Aim:
Present every line in which the string "this" appears.
START Supplied data
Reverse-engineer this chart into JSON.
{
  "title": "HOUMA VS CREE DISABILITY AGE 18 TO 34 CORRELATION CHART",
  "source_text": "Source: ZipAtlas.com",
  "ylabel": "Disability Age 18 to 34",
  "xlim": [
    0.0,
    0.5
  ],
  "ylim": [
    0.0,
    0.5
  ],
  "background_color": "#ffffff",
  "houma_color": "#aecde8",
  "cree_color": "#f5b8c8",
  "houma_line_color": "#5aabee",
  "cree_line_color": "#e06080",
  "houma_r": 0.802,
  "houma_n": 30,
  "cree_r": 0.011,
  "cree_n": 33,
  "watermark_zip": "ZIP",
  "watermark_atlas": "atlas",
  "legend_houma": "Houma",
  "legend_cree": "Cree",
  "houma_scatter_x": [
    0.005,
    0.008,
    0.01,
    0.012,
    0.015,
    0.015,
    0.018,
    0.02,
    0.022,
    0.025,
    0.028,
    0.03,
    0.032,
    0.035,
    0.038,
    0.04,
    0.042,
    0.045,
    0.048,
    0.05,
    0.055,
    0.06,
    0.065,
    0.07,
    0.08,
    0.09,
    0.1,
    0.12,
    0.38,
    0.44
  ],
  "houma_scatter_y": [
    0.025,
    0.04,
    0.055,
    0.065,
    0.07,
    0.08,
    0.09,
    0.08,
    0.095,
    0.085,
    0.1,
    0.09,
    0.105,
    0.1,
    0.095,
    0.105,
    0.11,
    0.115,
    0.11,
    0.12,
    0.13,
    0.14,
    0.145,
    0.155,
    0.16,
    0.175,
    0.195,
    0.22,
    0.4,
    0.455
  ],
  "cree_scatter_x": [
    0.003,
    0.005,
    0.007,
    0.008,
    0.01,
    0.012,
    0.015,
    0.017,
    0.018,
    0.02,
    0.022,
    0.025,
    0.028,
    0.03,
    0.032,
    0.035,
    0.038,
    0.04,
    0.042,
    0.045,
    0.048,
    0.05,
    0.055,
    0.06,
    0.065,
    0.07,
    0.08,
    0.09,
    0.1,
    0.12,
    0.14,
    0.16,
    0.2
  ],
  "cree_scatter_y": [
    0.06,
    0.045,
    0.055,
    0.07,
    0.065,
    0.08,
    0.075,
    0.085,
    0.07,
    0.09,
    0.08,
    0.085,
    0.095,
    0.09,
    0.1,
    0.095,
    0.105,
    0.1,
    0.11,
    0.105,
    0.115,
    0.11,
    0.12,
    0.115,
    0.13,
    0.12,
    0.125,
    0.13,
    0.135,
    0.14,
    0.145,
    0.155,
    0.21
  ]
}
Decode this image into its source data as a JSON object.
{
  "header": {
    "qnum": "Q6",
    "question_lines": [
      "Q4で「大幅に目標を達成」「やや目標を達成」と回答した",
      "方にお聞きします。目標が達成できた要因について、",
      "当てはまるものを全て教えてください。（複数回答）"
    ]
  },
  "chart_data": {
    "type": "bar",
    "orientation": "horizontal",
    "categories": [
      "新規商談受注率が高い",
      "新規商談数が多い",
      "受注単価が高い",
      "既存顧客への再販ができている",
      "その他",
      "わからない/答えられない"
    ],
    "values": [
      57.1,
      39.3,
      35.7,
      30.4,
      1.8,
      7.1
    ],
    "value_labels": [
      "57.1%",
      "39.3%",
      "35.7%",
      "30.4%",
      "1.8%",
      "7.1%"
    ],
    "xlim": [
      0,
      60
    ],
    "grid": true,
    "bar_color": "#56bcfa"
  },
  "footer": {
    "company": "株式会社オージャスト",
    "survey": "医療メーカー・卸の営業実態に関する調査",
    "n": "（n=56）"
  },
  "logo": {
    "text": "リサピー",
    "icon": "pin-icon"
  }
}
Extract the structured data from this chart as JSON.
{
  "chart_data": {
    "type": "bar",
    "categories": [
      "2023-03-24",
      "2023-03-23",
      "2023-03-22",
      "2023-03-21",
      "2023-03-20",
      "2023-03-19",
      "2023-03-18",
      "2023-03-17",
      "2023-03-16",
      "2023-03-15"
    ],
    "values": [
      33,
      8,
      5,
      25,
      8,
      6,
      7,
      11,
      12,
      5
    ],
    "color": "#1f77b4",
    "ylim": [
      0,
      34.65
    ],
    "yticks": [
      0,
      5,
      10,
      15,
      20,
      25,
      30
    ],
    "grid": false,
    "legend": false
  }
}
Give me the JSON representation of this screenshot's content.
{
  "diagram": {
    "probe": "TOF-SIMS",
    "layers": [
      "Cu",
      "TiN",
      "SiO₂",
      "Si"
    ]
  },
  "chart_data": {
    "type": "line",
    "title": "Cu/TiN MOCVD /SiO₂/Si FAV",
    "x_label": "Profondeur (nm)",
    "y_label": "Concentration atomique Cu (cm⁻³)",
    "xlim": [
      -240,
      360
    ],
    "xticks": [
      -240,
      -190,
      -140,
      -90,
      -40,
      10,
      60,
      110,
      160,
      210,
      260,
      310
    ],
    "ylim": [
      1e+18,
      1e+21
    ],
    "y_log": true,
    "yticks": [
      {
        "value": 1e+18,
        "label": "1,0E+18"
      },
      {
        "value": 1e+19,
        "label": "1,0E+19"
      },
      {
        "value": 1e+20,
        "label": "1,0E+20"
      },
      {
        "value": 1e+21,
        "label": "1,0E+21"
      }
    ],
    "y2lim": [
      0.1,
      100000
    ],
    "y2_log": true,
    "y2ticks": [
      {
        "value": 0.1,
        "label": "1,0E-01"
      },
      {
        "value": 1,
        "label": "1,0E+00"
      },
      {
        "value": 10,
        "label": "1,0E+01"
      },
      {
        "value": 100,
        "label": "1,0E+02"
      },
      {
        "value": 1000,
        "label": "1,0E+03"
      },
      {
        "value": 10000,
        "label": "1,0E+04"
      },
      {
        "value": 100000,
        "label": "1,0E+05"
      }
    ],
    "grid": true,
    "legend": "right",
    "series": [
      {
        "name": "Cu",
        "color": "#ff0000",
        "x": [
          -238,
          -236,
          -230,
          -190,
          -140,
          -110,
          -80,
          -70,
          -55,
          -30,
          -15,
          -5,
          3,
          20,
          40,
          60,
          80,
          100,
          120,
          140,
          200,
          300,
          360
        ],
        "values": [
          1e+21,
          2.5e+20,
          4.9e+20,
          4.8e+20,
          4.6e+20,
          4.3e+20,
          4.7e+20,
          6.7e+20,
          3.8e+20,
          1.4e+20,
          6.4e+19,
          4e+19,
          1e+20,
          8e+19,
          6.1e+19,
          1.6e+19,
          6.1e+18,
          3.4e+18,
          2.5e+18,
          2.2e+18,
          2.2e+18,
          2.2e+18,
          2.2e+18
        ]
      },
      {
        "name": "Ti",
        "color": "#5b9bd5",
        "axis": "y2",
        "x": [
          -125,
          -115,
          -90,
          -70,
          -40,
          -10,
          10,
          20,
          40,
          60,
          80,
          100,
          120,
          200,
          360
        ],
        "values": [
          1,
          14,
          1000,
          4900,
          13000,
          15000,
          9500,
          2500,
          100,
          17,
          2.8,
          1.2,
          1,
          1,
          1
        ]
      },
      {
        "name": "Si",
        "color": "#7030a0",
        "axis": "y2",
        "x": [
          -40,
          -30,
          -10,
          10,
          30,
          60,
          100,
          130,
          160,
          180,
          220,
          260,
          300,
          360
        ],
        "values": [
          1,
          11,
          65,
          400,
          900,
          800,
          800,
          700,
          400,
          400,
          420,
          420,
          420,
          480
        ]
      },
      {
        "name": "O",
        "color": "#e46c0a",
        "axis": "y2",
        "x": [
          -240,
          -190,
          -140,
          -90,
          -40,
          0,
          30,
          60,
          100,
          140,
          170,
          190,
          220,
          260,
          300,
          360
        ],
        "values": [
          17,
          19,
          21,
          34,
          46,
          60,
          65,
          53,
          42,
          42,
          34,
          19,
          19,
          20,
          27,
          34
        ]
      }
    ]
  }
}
END Supplied data
Written answer:
Reverse-engineer this chart into JSON.
Decode this image into its source data as a JSON object.
Extract the structured data from this chart as JSON.
Give me the JSON representation of this screenshot's content.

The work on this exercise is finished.